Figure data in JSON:
· · · · ·
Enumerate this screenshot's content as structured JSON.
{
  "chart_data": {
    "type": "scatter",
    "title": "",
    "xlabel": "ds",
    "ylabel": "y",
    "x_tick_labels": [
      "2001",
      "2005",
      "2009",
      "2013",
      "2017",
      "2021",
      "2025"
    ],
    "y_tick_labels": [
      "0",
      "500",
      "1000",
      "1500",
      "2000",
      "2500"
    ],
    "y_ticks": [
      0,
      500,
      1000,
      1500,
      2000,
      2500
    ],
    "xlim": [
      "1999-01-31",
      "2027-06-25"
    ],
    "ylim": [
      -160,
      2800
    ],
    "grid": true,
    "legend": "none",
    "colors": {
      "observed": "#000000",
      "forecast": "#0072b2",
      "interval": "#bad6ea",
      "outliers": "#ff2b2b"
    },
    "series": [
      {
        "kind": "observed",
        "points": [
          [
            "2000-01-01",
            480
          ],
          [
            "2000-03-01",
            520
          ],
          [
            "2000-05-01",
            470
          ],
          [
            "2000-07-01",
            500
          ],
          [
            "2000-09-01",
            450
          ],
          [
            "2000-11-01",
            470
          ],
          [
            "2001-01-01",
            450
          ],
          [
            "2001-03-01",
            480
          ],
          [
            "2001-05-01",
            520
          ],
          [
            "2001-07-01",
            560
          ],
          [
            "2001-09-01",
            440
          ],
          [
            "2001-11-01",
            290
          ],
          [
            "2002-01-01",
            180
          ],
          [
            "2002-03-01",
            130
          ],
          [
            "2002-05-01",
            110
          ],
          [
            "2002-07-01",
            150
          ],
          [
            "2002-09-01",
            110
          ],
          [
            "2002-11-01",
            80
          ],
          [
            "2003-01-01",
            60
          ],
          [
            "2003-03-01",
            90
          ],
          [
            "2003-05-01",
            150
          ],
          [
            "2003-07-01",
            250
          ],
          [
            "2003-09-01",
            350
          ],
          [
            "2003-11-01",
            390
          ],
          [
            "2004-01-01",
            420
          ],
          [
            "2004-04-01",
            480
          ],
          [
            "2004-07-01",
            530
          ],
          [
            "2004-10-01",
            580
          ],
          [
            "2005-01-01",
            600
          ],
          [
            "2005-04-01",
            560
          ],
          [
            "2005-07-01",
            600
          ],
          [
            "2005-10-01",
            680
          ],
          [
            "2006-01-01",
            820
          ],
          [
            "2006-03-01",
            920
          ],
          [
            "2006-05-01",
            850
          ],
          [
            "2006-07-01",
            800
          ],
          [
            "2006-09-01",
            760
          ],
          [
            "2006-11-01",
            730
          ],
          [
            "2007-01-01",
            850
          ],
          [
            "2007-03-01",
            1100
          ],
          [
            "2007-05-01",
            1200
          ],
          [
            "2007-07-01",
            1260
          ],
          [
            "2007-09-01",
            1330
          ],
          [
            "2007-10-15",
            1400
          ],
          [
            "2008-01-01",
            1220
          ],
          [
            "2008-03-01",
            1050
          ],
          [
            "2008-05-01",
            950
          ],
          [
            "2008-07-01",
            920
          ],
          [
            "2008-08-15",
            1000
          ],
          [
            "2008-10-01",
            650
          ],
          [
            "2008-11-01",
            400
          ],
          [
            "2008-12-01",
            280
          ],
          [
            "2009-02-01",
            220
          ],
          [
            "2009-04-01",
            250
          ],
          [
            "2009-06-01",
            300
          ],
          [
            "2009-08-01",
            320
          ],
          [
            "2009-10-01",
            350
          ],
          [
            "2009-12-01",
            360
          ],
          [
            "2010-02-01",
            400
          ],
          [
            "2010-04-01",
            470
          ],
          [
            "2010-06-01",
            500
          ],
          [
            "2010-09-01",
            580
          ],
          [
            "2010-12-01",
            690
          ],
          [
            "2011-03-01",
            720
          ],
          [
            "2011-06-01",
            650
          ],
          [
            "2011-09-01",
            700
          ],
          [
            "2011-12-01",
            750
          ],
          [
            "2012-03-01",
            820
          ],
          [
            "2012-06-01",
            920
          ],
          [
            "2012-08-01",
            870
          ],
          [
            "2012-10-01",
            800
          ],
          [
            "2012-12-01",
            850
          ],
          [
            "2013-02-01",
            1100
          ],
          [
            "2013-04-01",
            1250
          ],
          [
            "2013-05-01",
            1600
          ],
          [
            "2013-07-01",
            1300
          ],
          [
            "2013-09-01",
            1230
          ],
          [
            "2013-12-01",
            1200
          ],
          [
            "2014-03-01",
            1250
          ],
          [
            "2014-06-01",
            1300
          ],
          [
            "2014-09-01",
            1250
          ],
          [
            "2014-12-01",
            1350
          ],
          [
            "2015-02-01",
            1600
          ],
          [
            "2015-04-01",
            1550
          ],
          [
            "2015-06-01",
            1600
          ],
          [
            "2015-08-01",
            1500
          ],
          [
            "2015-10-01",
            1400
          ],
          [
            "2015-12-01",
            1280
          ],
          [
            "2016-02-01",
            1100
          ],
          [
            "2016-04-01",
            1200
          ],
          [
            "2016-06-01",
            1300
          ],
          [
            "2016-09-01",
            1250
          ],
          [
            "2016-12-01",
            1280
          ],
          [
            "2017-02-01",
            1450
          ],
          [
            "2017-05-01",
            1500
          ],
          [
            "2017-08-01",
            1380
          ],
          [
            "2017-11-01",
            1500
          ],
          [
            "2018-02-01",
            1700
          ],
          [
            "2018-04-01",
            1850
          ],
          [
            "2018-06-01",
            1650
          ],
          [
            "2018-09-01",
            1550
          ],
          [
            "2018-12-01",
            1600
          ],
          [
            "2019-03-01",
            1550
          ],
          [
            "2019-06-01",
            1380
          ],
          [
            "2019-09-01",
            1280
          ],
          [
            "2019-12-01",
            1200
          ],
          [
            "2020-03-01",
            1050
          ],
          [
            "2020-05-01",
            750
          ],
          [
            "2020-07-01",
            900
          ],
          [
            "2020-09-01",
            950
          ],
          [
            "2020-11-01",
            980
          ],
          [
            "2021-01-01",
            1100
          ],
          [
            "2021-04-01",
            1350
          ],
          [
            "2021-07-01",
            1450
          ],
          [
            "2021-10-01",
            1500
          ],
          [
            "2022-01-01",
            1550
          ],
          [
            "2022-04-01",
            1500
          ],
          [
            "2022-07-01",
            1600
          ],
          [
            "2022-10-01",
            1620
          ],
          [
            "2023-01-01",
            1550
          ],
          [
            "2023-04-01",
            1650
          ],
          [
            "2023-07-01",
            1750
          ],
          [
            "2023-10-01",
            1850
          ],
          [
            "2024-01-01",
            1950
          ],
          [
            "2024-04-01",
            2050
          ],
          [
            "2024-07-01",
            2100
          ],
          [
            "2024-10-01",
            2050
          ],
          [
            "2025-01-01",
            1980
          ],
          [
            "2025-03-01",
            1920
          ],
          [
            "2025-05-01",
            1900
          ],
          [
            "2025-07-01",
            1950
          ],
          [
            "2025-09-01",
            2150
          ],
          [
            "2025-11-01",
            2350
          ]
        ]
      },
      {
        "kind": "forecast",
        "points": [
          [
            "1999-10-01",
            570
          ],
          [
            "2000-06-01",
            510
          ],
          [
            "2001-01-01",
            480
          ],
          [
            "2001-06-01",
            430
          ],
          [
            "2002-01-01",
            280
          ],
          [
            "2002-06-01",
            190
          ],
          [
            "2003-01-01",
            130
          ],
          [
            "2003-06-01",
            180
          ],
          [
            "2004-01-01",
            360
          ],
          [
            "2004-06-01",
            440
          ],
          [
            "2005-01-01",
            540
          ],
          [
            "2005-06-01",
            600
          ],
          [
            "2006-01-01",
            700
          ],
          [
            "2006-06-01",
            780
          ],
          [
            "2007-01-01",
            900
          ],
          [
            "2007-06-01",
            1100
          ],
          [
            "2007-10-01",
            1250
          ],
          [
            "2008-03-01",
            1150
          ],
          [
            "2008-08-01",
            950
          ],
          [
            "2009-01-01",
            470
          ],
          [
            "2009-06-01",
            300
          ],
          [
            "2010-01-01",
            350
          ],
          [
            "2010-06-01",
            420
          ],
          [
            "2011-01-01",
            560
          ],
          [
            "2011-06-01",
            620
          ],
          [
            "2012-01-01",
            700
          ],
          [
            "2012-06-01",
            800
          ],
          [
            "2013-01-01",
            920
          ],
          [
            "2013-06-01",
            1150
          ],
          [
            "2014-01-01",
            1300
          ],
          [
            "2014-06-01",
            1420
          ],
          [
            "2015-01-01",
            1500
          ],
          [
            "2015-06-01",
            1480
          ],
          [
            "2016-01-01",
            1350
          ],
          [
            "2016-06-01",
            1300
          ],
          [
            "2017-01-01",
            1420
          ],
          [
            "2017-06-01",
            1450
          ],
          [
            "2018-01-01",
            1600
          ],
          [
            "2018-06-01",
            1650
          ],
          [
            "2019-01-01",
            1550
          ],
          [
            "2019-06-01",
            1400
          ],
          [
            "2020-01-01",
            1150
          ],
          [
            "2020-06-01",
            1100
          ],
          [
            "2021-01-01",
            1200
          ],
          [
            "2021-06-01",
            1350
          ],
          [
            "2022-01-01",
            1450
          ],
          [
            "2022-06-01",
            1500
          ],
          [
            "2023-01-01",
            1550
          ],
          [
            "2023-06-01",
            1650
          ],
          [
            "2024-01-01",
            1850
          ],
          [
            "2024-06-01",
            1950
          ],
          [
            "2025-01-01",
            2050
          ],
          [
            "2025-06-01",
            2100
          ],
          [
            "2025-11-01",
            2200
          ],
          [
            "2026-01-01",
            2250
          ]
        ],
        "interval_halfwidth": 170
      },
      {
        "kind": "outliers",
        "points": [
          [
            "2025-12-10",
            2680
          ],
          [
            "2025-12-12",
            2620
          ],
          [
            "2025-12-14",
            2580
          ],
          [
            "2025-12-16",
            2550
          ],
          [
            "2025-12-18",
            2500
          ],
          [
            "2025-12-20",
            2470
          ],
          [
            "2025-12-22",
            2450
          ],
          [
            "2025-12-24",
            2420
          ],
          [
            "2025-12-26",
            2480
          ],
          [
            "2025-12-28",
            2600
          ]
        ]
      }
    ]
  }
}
· · · · ·
Problem description =
Locate the word "kind" in the data above. Copy every line carrying it.

Exercise result =
        "kind": "observed",
        "kind": "forecast",
        "kind": "outliers",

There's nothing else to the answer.